* BRIEF: It is required that all of the data be written out exactly.

Part of a data file
============================================================

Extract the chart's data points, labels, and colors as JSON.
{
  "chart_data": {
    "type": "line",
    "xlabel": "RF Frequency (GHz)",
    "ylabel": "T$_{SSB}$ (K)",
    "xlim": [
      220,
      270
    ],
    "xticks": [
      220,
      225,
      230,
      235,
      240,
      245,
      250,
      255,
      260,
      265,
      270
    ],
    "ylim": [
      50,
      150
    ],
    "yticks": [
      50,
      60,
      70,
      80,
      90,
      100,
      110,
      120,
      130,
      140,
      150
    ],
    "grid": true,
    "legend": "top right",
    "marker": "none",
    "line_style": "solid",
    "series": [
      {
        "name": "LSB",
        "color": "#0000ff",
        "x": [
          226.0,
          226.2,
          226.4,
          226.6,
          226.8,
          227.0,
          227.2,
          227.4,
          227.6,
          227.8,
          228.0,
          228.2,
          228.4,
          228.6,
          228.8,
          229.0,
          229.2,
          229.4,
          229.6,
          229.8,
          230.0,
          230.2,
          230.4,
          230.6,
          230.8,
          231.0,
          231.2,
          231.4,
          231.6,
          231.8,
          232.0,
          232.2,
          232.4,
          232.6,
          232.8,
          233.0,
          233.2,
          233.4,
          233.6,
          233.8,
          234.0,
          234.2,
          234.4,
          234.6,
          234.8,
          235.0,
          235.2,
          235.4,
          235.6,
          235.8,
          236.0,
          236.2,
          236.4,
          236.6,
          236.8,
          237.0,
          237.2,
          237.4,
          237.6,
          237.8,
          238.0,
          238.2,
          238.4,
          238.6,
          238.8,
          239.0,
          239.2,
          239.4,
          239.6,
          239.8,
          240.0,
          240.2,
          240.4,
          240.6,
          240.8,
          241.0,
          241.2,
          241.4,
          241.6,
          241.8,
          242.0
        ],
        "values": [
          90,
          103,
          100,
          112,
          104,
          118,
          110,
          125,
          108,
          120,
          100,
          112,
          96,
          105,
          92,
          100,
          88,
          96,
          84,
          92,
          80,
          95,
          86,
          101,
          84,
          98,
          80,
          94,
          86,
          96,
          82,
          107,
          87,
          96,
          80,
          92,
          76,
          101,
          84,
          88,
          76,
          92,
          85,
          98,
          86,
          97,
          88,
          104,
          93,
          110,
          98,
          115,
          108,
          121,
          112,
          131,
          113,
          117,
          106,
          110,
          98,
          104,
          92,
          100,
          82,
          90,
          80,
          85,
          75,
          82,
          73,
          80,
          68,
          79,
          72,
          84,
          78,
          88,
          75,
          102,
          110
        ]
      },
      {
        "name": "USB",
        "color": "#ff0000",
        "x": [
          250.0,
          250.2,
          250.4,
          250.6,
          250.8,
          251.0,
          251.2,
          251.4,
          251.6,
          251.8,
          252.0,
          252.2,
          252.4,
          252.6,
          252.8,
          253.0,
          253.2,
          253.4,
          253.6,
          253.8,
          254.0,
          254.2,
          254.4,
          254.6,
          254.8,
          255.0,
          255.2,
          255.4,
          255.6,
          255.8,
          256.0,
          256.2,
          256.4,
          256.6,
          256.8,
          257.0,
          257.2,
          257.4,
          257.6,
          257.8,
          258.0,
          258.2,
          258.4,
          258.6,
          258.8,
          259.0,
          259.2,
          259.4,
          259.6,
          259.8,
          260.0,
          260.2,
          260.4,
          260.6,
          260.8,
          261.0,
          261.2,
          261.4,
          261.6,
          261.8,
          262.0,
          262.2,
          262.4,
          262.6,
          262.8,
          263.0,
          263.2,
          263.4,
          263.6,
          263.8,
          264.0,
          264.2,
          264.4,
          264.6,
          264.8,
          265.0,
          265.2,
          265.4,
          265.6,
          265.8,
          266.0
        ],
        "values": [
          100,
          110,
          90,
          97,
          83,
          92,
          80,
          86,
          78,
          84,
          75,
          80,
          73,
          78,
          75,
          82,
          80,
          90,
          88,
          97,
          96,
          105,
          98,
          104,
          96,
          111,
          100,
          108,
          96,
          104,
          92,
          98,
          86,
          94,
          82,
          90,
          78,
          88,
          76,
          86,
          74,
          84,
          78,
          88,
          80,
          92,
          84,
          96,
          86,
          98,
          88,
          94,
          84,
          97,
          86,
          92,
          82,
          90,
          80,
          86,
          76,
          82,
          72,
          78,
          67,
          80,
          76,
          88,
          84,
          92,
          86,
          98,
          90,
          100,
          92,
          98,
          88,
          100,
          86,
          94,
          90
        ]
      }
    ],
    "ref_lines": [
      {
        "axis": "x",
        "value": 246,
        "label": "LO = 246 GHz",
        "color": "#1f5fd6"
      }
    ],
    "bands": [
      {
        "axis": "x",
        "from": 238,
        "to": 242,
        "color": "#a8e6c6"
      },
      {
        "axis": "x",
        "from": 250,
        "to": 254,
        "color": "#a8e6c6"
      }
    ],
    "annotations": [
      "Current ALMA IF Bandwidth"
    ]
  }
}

============================================================

* OUTPUT OF THE TASK:
Extract the chart's data points, labels, and colors as JSON.
{
  "chart_data": {
    "type": "line",
    "xlabel": "RF Frequency (GHz)",
    "ylabel": "T$_{SSB}$ (K)",
    "xlim": [
      220,
      270
    ],
    "xticks": [
      220,
      225,
      230,
      235,
      240,
      245,
      250,
      255,
      260,
      265,
      270
    ],
    "ylim": [
      50,
      150
    ],
    "yticks": [
      50,
      60,
      70,
      80,
      90,
      100,
      110,
      120,
      130,
      140,
      150
    ],
    "grid": true,
    "legend": "top right",
    "marker": "none",
    "line_style": "solid",
    "series": [
      {
        "name": "LSB",
        "color": "#0000ff",
        "x": [
          226.0,
          226.2,
          226.4,
          226.6,
          226.8,
          227.0,
          227.2,
          227.4,
          227.6,
          227.8,
          228.0,
          228.2,
          228.4,
          228.6,
          228.8,
          229.0,
          229.2,
          229.4,
          229.6,
          229.8,
          230.0,
          230.2,
          230.4,
          230.6,
          230.8,
          231.0,
          231.2,
          231.4,
          231.6,
          231.8,
          232.0,
          232.2,
          232.4,
          232.6,
          232.8,
          233.0,
          233.2,
          233.4,
          233.6,
          233.8,
          234.0,
          234.2,
          234.4,
          234.6,
          234.8,
          235.0,
          235.2,
          235.4,
          235.6,
          235.8,
          236.0,
          236.2,
          236.4,
          236.6,
          236.8,
          237.0,
          237.2,
          237.4,
          237.6,
          237.8,
          238.0,
          238.2,
          238.4,
          238.6,
          238.8,
          239.0,
          239.2,
          239.4,
          239.6,
          239.8,
          240.0,
          240.2,
          240.4,
          240.6,
          240.8,
          241.0,
          241.2,
          241.4,
          241.6,
          241.8,
          242.0
        ],
        "values": [
          90,
          103,
          100,
          112,
          104,
          118,
          110,
          125,
          108,
          120,
          100,
          112,
          96,
          105,
          92,
          100,
          88,
          96,
          84,
          92,
          80,
          95,
          86,
          101,
          84,
          98,
          80,
          94,
          86,
          96,
          82,
          107,
          87,
          96,
          80,
          92,
          76,
          101,
          84,
          88,
          76,
          92,
          85,
          98,
          86,
          97,
          88,
          104,
          93,
          110,
          98,
          115,
          108,
          121,
          112,
          131,
          113,
          117,
          106,
          110,
          98,
          104,
          92,
          100,
          82,
          90,
          80,
          85,
          75,
          82,
          73,
          80,
          68,
          79,
          72,
          84,
          78,
          88,
          75,
          102,
          110
        ]
      },
      {
        "name": "USB",
        "color": "#ff0000",
        "x": [
          250.0,
          250.2,
          250.4,
          250.6,
          250.8,
          251.0,
          251.2,
          251.4,
          251.6,
          251.8,
          252.0,
          252.2,
          252.4,
          252.6,
          252.8,
          253.0,
          253.2,
          253.4,
          253.6,
          253.8,
          254.0,
          254.2,
          254.4,
          254.6,
          254.8,
          255.0,
          255.2,
          255.4,
          255.6,
          255.8,
          256.0,
          256.2,
          256.4,
          256.6,
          256.8,
          257.0,
          257.2,
          257.4,
          257.6,
          257.8,
          258.0,
          258.2,
          258.4,
          258.6,
          258.8,
          259.0,
          259.2,
          259.4,
          259.6,
          259.8,
          260.0,
          260.2,
          260.4,
          260.6,
          260.8,
          261.0,
          261.2,
          261.4,
          261.6,
          261.8,
          262.0,
          262.2,
          262.4,
          262.6,
          262.8,
          263.0,
          263.2,
          263.4,
          263.6,
          263.8,
          264.0,
          264.2,
          264.4,
          264.6,
          264.8,
          265.0,
          265.2,
          265.4,
          265.6,
          265.8,
          266.0
        ],
        "values": [
          100,
          110,
          90,
          97,
          83,
          92,
          80,
          86,
          78,
          84,
          75,
          80,
          73,
          78,
          75,
          82,
          80,
          90,
          88,
          97,
          96,
          105,
          98,
          104,
          96,
          111,
          100,
          108,
          96,
          104,
          92,
          98,
          86,
          94,
          82,
          90,
          78,
          88,
          76,
          86,
          74,
          84,
          78,
          88,
          80,
          92,
          84,
          96,
          86,
          98,
          88,
          94,
          84,
          97,
          86,
          92,
          82,
          90,
          80,
          86,
          76,
          82,
          72,
          78,
          67,
          80,
          76,
          88,
          84,
          92,
          86,
          98,
          90,
          100,
          92,
          98,
          88,
          100,
          86,
          94,
          90
        ]
      }
    ],
    "ref_lines": [
      {
        "axis": "x",
        "value": 246,
        "label": "LO = 246 GHz",
        "color": "#1f5fd6"
      }
    ],
    "bands": [
      {
        "axis": "x",
        "from": 238,
        "to": 242,
        "color": "#a8e6c6"
      },
      {
        "axis": "x",
        "from": 250,
        "to": 254,
        "color": "#a8e6c6"
      }
    ],
    "annotations": [
      "Current ALMA IF Bandwidth"
    ]
  }
}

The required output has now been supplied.